◆ **The request**
Copy, from the entries below, each line in which the string "Convert" appears.

◆ **Data shown**

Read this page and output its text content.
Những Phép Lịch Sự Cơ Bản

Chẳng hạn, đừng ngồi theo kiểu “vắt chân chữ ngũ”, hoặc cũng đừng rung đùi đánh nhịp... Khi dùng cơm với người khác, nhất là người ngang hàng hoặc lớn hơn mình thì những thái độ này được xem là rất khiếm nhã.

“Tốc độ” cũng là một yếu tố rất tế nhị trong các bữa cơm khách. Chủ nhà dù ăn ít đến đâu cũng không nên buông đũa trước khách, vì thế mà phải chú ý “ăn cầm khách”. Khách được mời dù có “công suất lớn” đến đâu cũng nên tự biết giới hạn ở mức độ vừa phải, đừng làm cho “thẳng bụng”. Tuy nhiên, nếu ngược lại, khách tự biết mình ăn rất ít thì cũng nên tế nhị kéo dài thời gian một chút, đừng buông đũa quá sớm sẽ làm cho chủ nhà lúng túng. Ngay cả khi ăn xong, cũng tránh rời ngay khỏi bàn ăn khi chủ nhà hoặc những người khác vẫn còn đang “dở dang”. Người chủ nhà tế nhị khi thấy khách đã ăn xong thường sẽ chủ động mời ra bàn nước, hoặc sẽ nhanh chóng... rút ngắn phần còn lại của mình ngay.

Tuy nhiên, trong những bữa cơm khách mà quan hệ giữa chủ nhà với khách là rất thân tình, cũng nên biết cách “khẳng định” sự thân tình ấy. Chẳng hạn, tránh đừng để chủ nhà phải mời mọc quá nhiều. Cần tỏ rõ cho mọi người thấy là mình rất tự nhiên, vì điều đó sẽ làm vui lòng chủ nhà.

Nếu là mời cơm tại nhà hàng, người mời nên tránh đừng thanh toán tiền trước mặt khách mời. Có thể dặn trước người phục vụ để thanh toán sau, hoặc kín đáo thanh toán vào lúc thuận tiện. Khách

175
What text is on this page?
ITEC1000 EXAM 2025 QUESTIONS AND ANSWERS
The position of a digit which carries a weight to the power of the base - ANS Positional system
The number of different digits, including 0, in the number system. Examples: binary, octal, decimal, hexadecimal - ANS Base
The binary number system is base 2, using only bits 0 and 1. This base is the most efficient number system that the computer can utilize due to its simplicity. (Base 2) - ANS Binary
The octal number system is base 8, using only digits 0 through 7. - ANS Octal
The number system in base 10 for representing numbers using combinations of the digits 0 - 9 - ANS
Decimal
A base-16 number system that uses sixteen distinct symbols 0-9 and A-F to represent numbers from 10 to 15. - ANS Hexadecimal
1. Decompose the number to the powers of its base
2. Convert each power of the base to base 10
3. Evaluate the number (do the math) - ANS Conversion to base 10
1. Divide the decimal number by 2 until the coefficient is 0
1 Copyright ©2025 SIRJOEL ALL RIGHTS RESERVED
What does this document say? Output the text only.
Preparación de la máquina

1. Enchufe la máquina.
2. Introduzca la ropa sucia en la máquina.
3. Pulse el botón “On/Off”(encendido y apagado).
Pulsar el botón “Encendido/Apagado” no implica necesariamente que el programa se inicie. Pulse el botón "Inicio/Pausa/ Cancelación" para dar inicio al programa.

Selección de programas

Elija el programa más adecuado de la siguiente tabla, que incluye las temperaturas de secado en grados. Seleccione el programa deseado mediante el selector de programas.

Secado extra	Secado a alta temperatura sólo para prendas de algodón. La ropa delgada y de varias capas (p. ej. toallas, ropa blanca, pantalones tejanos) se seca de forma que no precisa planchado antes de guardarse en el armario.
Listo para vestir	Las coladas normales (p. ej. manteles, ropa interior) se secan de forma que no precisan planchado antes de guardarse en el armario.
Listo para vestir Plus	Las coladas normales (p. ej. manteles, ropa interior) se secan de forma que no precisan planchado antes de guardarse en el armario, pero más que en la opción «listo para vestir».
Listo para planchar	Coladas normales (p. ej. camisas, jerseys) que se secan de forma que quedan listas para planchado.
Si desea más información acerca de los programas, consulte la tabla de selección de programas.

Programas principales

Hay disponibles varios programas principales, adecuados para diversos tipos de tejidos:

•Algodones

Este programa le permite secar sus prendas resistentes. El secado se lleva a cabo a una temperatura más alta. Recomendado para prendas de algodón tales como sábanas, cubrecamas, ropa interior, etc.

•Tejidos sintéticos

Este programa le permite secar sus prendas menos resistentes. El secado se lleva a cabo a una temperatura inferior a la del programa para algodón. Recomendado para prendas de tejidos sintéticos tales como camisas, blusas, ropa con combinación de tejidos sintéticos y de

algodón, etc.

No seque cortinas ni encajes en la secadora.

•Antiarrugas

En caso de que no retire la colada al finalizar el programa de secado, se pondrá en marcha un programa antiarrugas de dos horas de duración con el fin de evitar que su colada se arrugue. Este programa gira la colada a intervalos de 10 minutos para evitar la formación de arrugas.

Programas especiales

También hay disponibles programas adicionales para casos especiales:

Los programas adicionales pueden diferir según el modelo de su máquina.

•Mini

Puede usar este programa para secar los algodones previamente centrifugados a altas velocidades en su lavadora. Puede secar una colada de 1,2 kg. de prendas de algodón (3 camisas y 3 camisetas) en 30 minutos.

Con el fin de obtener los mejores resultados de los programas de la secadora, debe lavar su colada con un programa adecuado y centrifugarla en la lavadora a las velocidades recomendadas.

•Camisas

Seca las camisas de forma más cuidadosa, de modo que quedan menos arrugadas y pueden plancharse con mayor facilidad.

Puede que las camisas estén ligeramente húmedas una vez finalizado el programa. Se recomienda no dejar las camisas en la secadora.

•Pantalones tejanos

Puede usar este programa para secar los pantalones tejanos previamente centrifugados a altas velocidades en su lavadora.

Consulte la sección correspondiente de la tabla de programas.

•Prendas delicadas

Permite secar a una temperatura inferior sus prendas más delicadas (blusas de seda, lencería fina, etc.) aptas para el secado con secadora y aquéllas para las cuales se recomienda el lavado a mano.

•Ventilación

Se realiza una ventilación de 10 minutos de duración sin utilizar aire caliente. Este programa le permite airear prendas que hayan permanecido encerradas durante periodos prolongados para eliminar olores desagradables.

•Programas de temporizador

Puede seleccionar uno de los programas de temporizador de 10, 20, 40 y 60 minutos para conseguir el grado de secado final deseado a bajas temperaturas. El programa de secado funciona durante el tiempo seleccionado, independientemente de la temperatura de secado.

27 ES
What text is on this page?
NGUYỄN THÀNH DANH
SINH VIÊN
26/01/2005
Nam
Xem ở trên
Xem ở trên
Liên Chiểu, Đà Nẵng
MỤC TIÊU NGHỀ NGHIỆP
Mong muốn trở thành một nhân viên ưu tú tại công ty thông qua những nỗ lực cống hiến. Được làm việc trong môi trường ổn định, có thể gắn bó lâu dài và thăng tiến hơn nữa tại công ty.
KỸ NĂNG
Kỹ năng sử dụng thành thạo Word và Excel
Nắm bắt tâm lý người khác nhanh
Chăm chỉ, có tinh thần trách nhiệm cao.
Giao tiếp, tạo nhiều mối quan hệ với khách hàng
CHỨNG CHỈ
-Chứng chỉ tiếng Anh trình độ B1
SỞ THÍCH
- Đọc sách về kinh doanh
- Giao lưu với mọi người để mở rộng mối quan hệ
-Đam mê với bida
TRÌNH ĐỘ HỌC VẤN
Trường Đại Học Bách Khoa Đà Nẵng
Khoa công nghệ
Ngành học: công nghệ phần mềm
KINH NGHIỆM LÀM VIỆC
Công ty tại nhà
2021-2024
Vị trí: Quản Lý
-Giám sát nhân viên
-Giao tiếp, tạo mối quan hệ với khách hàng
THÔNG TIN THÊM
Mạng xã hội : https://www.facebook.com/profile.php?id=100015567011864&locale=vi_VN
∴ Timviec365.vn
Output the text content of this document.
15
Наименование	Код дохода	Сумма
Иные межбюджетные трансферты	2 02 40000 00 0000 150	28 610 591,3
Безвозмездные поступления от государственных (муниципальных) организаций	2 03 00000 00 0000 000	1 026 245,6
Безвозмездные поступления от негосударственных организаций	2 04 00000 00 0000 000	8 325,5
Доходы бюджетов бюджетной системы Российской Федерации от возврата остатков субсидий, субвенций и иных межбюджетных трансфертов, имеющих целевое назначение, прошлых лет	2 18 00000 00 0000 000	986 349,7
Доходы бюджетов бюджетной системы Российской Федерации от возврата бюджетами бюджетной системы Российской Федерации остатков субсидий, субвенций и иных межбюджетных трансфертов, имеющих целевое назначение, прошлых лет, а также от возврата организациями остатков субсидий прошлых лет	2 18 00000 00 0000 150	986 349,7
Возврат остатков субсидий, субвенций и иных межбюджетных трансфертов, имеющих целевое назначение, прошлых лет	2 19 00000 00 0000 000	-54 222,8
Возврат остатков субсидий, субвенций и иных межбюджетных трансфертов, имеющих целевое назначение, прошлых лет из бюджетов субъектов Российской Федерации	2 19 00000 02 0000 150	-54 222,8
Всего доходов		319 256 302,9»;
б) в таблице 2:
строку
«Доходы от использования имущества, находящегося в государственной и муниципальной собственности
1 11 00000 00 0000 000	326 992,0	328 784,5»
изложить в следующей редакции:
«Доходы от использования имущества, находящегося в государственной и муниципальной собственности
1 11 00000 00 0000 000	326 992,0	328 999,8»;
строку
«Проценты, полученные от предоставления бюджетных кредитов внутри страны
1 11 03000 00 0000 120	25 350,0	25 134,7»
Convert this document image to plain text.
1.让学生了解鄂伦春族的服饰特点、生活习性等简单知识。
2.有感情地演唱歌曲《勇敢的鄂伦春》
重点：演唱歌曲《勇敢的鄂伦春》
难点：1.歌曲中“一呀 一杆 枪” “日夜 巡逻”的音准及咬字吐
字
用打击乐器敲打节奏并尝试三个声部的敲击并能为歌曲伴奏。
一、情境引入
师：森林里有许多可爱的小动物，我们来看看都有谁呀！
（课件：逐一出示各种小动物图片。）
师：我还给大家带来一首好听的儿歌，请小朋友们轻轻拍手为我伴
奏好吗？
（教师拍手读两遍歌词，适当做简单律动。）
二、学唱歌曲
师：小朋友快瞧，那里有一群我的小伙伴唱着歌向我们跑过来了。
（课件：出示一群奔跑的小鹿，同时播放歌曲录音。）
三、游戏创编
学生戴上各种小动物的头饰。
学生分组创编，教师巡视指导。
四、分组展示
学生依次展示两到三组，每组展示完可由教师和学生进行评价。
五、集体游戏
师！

◆ **Solution for this exercise**
2. Convert each power of the base to base 10
Convert this document image to plain text.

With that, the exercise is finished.